- **INSTRUCTIONS TO FOLLOW**
Check each line of the material, and show the ones that include the word "Swedenborgs".
▬▬▬
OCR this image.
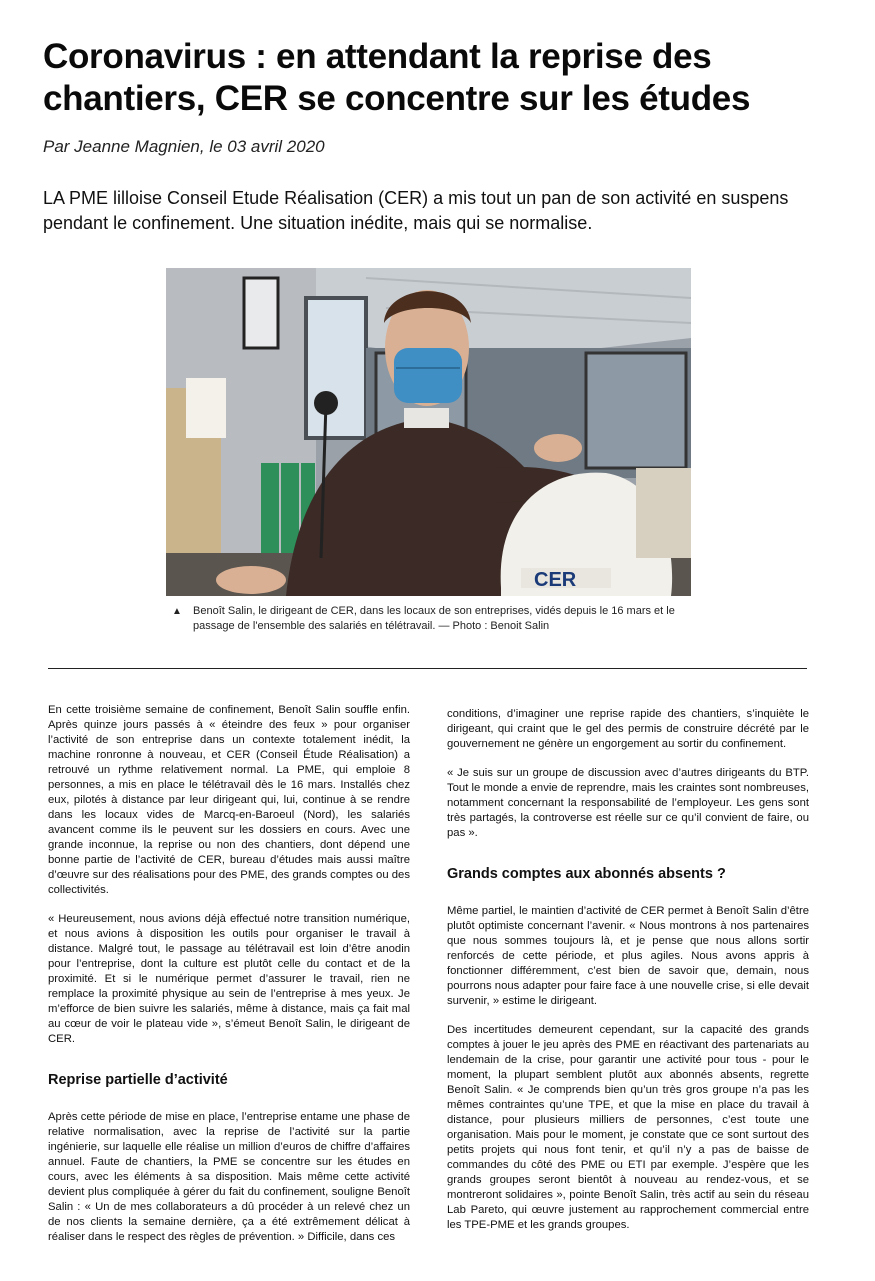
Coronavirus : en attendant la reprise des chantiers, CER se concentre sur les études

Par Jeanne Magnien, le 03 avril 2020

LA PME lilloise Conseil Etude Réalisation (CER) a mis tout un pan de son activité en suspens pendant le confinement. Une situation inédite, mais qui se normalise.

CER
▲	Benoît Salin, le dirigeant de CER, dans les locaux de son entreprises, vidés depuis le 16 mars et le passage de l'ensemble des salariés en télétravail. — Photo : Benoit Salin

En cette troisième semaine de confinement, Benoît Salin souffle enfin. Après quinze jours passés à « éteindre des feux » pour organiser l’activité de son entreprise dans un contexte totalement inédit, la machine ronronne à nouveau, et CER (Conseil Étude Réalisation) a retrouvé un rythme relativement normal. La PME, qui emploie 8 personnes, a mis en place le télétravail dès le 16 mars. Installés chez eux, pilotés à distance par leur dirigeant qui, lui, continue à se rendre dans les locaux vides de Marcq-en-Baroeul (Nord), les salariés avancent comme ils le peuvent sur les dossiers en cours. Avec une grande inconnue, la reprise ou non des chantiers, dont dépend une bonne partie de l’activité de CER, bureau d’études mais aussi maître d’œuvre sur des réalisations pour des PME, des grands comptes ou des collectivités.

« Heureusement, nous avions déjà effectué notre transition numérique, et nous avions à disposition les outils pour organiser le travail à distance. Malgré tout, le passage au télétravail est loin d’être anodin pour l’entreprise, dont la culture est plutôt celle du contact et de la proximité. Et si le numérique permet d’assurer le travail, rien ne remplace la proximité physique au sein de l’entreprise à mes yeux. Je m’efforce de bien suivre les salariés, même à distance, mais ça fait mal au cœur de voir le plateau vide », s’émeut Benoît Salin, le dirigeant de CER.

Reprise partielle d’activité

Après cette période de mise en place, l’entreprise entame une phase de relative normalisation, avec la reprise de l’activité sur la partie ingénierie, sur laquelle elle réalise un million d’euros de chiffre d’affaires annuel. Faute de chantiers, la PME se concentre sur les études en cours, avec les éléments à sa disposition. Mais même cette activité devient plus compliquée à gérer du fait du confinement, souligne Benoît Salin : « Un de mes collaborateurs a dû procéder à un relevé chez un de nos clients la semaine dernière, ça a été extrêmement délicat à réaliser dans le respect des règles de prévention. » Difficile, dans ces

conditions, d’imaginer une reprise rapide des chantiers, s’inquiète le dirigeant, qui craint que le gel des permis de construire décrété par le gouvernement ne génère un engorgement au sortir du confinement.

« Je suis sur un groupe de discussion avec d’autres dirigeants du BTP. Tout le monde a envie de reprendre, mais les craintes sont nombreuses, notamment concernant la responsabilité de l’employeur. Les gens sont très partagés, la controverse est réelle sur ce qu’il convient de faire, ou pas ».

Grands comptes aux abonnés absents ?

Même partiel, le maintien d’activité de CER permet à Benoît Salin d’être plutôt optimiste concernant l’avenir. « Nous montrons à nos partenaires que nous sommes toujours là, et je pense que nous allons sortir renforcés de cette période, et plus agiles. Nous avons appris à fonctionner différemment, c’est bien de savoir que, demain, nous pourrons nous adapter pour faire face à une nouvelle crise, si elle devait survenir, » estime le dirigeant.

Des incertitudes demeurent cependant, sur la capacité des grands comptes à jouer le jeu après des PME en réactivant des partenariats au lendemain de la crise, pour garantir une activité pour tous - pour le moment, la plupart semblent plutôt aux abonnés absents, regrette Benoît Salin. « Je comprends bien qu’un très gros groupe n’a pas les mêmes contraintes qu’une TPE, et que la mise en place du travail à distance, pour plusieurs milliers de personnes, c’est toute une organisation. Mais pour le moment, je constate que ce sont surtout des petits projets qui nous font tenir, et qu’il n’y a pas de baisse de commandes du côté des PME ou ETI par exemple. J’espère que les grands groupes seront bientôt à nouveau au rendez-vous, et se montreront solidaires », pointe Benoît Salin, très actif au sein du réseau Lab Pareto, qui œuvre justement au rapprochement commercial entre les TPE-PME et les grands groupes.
▬▬▬
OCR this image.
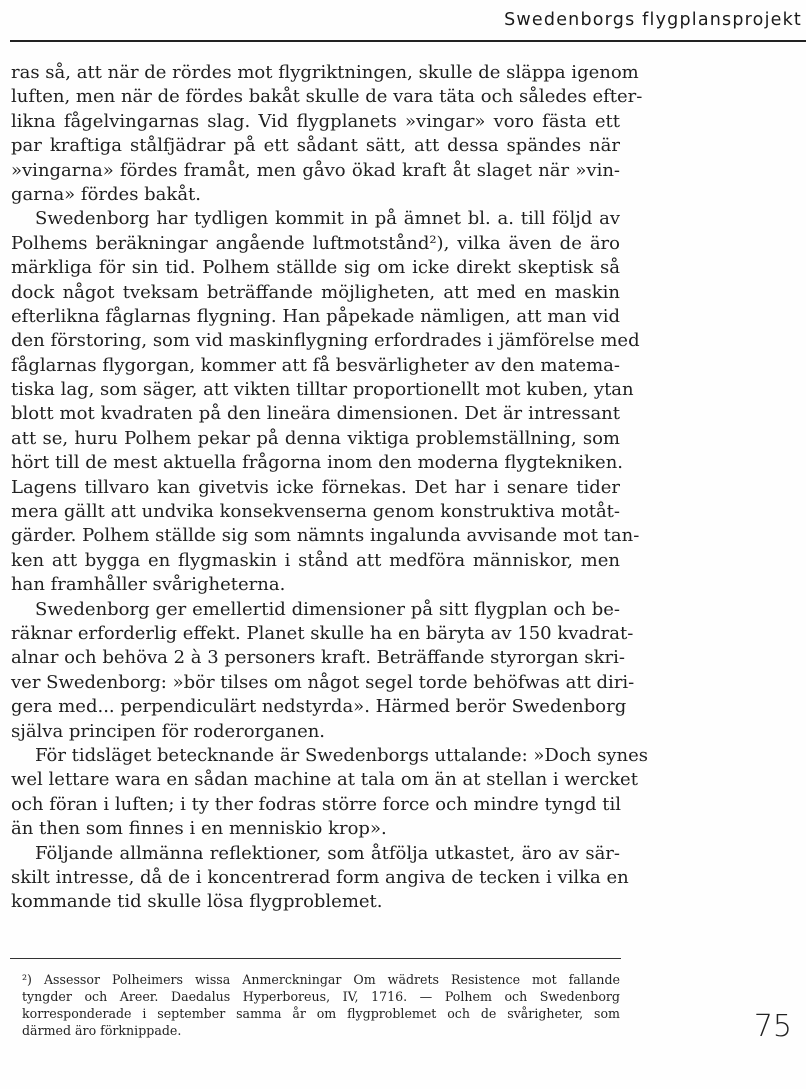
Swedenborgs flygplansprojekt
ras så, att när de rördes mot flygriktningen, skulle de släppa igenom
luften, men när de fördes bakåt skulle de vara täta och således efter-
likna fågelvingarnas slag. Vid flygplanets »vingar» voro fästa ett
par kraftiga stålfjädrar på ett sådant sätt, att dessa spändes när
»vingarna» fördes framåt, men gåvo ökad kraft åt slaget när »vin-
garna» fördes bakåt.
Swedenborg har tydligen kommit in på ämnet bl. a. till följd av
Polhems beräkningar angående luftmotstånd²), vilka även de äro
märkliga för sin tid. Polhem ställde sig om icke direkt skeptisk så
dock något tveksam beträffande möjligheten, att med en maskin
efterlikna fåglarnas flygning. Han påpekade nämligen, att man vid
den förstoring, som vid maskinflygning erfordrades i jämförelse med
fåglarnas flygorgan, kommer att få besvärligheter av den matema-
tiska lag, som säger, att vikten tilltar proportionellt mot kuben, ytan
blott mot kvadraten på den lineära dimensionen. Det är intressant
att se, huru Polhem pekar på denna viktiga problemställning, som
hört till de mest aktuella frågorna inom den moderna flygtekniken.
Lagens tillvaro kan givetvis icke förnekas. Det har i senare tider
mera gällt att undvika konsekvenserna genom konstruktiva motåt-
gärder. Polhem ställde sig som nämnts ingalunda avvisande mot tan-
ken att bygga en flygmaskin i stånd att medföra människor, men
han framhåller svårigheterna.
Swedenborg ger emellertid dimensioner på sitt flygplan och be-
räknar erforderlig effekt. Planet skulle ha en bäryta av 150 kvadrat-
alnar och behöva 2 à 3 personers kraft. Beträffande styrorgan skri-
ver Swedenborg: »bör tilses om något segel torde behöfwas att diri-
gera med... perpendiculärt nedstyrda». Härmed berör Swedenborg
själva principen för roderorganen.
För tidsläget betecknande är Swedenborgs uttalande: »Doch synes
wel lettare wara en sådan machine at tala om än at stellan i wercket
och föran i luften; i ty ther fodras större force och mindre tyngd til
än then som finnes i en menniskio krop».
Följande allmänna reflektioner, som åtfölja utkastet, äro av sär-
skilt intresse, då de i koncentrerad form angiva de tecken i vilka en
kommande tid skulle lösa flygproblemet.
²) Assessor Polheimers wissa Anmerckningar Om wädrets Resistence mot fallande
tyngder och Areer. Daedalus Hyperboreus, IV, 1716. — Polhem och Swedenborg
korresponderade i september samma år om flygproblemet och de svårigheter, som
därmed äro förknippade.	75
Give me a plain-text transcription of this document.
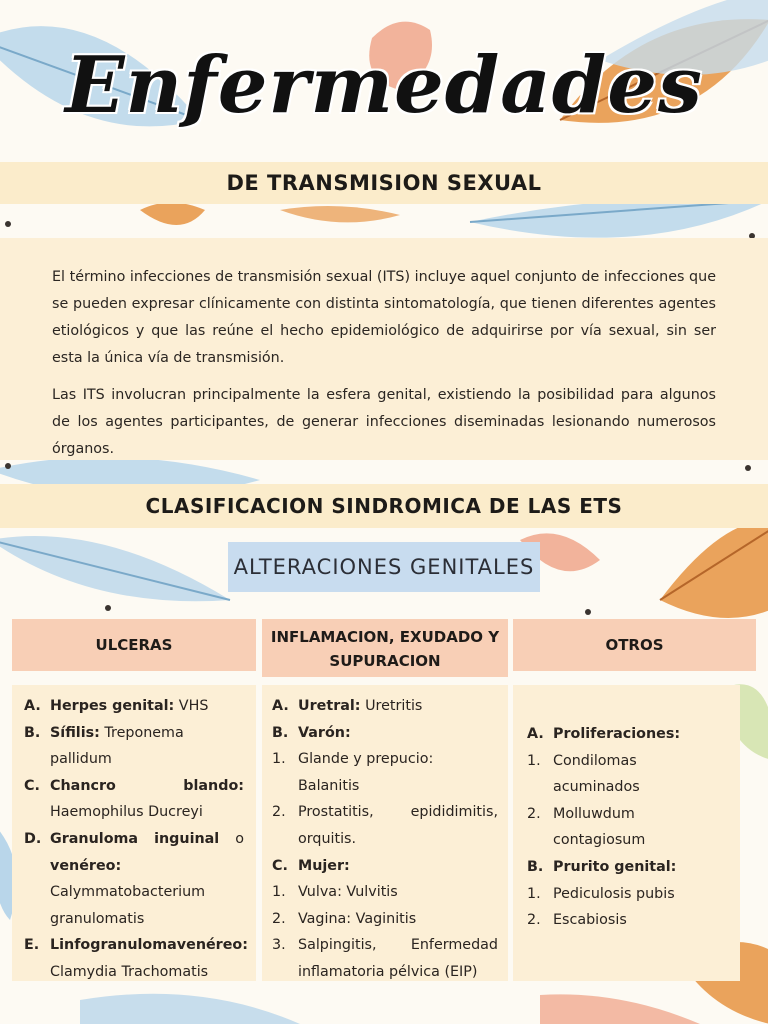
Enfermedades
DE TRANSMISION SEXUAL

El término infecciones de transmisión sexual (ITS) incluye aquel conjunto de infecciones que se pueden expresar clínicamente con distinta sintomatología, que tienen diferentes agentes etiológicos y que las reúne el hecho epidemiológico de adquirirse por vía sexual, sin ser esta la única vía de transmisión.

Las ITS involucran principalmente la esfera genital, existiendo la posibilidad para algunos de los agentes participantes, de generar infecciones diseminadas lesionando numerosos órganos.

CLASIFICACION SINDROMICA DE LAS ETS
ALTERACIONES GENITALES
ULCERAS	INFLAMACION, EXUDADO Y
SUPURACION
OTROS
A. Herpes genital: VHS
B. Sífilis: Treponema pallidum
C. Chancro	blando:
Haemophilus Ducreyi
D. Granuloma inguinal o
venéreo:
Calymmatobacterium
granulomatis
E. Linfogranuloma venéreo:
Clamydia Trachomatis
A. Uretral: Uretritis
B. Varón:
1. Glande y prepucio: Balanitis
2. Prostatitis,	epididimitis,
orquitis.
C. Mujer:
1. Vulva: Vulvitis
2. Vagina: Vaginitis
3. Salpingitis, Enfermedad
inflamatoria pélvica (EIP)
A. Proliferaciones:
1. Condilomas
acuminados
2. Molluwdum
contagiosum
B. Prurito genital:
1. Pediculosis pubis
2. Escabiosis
▬▬▬
- **YOUR SOLUTION**
Swedenborgs flygplansprojekt
För tidsläget betecknande är Swedenborgs uttalande: »Doch synes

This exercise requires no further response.